Please reproduce the items word for word, starting at the first line and stopping after the line that contains "search-row: Definition <box>148".

[Items from a data source]

◆ ◆ ◆ ◆

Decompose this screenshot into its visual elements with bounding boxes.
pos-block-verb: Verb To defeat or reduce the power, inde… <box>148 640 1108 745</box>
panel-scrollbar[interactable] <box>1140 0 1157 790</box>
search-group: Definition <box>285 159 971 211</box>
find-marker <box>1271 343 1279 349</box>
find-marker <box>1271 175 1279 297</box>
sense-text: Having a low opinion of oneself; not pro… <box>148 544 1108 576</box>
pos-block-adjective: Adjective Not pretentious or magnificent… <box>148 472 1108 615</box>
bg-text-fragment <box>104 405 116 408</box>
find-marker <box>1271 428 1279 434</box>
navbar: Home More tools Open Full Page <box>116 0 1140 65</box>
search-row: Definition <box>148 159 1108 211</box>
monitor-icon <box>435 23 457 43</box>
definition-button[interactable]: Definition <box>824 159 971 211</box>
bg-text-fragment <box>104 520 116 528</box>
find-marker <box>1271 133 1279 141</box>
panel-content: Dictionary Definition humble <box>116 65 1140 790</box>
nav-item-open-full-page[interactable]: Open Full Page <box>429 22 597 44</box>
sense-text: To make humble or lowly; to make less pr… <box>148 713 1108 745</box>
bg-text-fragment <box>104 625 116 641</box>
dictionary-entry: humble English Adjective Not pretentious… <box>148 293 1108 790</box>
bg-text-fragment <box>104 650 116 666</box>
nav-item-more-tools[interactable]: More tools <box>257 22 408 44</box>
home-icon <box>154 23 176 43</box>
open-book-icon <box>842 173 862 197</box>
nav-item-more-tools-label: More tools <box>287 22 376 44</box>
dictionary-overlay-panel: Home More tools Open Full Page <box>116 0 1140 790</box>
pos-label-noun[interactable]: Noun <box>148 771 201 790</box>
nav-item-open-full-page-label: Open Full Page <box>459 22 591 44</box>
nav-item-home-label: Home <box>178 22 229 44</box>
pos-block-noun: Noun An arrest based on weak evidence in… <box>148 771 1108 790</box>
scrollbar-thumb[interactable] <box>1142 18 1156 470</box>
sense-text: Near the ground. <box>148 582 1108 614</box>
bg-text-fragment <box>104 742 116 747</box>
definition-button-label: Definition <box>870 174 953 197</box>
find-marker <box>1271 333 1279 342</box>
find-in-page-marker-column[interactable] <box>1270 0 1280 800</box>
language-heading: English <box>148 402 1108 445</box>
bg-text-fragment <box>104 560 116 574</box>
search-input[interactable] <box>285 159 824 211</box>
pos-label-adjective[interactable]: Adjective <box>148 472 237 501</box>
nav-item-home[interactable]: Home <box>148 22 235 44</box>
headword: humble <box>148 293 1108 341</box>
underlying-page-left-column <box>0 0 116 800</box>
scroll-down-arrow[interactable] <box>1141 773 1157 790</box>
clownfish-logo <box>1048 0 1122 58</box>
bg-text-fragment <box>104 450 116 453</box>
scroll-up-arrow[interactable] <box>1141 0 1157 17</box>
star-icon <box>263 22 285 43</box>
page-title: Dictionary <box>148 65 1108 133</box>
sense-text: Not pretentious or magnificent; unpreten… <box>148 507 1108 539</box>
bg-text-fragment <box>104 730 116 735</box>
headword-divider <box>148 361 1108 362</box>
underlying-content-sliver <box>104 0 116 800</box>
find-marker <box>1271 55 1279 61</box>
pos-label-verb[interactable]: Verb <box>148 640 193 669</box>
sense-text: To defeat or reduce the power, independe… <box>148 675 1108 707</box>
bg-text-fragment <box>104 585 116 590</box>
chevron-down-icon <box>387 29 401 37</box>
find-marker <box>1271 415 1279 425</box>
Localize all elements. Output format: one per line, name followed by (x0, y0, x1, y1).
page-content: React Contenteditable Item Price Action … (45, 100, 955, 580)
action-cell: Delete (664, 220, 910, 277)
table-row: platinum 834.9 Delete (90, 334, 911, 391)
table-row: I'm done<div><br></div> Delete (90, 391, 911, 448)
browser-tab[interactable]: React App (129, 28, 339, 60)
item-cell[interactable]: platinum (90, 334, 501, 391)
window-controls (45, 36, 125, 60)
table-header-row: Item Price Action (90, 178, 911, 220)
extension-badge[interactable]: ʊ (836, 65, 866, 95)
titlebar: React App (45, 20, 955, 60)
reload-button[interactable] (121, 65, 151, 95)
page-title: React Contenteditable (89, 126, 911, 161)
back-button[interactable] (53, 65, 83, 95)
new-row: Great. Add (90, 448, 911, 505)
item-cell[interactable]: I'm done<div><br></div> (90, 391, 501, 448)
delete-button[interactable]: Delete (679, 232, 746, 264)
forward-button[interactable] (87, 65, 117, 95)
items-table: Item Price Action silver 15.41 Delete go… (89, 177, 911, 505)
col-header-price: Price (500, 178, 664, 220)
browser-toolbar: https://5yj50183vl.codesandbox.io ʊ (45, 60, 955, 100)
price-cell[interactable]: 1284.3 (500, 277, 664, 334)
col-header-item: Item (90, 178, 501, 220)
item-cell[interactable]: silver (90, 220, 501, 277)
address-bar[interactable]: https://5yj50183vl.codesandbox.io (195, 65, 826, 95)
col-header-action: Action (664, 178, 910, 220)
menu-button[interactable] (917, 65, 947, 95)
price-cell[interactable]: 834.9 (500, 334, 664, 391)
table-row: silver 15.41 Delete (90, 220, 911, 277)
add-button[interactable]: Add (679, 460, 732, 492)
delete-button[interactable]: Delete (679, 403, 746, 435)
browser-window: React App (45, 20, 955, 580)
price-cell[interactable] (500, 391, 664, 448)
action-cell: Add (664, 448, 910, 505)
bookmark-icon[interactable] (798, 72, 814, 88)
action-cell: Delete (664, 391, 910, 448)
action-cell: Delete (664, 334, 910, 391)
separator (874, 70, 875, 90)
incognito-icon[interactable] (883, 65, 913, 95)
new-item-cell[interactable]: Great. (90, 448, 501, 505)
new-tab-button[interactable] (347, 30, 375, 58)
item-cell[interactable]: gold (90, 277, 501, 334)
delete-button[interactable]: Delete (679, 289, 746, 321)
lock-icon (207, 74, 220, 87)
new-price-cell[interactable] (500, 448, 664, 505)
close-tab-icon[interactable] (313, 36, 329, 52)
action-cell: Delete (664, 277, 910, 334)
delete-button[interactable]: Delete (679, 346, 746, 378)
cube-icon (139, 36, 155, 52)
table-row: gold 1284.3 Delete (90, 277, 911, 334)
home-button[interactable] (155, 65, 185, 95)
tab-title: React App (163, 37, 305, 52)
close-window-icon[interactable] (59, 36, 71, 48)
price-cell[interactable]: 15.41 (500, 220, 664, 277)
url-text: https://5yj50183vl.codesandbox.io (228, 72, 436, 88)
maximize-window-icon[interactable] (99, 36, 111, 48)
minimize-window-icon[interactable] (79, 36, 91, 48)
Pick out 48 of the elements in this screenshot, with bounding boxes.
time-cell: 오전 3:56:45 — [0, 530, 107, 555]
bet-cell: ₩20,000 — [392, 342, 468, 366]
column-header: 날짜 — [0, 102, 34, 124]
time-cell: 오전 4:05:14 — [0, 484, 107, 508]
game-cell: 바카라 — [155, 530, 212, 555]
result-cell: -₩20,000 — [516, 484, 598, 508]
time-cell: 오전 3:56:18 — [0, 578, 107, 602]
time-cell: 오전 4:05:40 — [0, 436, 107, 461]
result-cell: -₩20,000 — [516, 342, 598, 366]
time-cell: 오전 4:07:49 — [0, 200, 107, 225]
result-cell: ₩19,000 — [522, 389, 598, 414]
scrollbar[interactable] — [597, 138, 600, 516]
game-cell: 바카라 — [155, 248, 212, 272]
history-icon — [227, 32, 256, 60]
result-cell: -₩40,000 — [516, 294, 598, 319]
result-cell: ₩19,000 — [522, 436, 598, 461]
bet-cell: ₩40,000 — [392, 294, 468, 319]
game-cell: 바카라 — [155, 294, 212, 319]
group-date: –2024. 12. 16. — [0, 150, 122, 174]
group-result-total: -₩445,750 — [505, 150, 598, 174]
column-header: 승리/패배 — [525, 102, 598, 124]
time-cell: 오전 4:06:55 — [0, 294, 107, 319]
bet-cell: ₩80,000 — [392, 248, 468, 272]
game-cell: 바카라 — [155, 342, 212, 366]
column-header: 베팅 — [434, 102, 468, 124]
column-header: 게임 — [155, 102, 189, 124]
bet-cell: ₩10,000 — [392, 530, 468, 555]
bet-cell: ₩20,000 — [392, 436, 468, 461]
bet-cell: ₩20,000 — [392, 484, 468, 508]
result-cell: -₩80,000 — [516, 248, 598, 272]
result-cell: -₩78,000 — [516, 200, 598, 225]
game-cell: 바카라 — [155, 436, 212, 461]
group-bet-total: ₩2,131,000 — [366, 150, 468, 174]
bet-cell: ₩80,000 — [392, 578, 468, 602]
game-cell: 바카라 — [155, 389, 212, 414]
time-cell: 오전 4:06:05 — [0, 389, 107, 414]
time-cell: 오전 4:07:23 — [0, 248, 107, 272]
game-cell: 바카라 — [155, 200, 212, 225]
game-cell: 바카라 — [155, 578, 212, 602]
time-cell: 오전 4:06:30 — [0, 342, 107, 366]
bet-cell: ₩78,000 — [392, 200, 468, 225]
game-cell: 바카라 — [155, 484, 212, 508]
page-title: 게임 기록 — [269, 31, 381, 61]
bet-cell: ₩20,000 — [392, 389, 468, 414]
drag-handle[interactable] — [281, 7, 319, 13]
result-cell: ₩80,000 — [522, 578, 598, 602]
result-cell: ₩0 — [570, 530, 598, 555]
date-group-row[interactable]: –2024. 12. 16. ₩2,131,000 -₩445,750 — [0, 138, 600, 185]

◆ ◆ ◆ ◆

WRITTEN SOLUTION:
Decompose this screenshot into its visual elements with bounding boxes.
pos-block-verb: Verb To defeat or reduce the power, inde… <box>148 640 1108 745</box>
panel-scrollbar[interactable] <box>1140 0 1157 790</box>
search-group: Definition <box>285 159 971 211</box>
find-marker <box>1271 343 1279 349</box>
find-marker <box>1271 175 1279 297</box>
sense-text: Having a low opinion of oneself; not pro… <box>148 544 1108 576</box>
pos-block-adjective: Adjective Not pretentious or magnificent… <box>148 472 1108 615</box>
bg-text-fragment <box>104 405 116 408</box>
find-marker <box>1271 428 1279 434</box>
navbar: Home More tools Open Full Page <box>116 0 1140 65</box>
search-row: Definition <box>148 159 1108 211</box>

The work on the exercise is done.